= DATA FOR THIS TASK =
-----

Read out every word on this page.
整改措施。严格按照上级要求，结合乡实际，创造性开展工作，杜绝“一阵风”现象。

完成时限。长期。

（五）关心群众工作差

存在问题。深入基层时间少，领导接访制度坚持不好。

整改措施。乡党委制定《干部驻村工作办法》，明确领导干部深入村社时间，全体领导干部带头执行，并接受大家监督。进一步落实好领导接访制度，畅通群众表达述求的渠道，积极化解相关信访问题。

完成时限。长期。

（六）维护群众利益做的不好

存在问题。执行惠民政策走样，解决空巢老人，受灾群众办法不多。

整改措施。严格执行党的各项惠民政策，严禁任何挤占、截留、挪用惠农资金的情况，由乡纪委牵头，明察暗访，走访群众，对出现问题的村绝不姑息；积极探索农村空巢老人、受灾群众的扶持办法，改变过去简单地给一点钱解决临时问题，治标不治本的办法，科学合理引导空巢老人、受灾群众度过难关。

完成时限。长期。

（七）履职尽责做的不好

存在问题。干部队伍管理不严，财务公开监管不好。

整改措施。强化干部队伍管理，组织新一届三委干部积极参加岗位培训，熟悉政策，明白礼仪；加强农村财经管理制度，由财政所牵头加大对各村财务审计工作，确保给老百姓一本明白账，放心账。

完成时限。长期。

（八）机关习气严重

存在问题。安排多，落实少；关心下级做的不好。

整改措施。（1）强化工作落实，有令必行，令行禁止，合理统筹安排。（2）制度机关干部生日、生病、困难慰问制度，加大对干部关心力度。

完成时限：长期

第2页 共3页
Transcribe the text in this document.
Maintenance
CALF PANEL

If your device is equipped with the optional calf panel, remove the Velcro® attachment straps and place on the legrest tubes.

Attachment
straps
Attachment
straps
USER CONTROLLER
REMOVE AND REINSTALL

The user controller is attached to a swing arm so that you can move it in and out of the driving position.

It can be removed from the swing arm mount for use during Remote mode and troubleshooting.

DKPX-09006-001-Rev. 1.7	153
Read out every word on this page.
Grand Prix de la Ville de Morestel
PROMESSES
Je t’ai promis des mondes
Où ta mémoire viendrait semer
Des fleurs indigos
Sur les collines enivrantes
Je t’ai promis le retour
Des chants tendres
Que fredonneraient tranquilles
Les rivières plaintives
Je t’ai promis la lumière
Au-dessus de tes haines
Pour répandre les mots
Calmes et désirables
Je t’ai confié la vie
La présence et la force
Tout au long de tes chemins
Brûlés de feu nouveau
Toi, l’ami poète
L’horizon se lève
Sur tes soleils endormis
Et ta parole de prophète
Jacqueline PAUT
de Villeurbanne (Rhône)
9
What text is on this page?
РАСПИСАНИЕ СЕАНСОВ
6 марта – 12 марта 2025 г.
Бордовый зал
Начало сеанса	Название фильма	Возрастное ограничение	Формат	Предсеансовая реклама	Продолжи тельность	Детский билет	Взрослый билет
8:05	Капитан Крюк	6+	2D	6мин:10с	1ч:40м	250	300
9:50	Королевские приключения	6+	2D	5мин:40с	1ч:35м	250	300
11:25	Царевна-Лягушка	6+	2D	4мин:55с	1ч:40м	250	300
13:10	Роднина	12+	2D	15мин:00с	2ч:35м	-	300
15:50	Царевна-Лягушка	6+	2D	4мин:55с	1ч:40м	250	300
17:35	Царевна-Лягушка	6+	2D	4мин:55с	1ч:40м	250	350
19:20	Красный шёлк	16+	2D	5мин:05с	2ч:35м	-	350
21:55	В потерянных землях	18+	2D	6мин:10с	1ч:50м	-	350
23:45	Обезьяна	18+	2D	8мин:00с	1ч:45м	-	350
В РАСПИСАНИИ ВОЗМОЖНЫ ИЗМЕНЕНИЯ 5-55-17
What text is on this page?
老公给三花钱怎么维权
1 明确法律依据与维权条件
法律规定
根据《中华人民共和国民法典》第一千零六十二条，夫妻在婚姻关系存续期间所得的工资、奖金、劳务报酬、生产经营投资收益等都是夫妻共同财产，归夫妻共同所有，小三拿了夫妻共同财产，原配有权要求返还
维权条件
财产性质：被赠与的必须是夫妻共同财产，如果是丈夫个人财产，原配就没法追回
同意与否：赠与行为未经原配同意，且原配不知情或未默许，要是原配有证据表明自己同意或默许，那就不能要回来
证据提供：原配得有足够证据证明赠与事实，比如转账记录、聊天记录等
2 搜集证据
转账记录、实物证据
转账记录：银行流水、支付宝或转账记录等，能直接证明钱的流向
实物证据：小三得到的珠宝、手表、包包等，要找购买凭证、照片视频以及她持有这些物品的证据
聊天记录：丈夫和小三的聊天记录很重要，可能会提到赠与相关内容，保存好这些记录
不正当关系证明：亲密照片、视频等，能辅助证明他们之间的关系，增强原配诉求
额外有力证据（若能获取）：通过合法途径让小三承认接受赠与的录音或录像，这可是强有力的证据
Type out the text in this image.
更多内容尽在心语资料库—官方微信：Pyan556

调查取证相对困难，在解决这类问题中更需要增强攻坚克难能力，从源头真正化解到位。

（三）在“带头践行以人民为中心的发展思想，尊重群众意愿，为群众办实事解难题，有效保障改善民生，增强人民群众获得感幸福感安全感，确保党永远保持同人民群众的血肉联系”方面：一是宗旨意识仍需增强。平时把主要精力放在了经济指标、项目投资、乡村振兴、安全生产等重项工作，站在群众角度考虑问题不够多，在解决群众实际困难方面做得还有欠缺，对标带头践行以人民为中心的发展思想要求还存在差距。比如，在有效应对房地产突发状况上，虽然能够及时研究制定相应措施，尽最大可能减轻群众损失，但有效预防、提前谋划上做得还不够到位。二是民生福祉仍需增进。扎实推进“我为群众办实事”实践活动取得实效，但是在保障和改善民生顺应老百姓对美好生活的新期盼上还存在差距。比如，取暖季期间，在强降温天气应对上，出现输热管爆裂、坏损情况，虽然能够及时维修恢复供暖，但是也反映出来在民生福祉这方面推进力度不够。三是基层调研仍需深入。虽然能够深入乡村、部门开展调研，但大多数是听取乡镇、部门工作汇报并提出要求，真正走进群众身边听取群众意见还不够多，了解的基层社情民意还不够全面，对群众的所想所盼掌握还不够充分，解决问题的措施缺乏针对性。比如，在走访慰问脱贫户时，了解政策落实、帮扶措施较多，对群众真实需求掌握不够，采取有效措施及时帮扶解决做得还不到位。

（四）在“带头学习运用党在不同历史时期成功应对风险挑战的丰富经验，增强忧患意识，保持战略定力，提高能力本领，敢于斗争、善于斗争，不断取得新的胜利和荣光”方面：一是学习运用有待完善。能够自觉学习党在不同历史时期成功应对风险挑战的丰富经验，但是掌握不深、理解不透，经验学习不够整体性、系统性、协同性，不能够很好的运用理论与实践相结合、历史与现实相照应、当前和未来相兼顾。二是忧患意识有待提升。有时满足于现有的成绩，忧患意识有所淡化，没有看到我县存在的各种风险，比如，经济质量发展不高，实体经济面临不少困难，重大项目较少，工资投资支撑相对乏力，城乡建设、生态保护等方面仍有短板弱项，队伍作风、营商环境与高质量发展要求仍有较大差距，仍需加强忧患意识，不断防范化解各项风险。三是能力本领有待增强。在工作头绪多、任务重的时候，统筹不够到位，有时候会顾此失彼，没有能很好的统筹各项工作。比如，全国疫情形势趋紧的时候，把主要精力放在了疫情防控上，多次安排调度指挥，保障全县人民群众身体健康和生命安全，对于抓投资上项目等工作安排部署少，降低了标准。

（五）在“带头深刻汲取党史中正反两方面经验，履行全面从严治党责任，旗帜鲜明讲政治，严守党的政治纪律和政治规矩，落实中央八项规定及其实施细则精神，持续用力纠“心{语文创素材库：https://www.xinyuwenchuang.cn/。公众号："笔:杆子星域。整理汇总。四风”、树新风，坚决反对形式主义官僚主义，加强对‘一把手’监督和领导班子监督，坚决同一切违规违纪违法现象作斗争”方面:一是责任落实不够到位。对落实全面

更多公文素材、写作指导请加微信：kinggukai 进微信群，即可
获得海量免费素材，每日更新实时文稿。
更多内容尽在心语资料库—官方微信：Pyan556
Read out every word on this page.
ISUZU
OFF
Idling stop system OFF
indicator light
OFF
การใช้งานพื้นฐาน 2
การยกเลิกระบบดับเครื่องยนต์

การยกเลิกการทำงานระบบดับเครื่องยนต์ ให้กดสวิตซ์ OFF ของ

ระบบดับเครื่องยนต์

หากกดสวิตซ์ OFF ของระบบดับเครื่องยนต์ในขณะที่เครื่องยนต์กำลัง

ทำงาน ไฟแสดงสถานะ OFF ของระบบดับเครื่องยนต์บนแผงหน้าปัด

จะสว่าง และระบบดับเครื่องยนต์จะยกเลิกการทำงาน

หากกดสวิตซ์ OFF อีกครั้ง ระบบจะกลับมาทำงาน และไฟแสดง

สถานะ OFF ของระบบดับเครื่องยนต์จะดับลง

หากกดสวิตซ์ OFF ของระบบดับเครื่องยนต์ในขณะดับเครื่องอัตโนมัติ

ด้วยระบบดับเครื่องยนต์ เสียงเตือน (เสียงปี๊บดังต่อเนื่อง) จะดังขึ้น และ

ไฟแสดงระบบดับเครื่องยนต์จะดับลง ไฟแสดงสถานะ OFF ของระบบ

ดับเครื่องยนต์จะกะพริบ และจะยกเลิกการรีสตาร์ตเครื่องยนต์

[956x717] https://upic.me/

-----

In the entries above, find every line with the word "Лягушка" and list it.

11:25	Царевна-Лягушка	6+	2D	4мин:55с	1ч:40м	250	300
15:50	Царевна-Лягушка	6+	2D	4мин:55с	1ч:40м	250	300
17:35	Царевна-Лягушка	6+	2D	4мин:55с	1ч:40м	250	350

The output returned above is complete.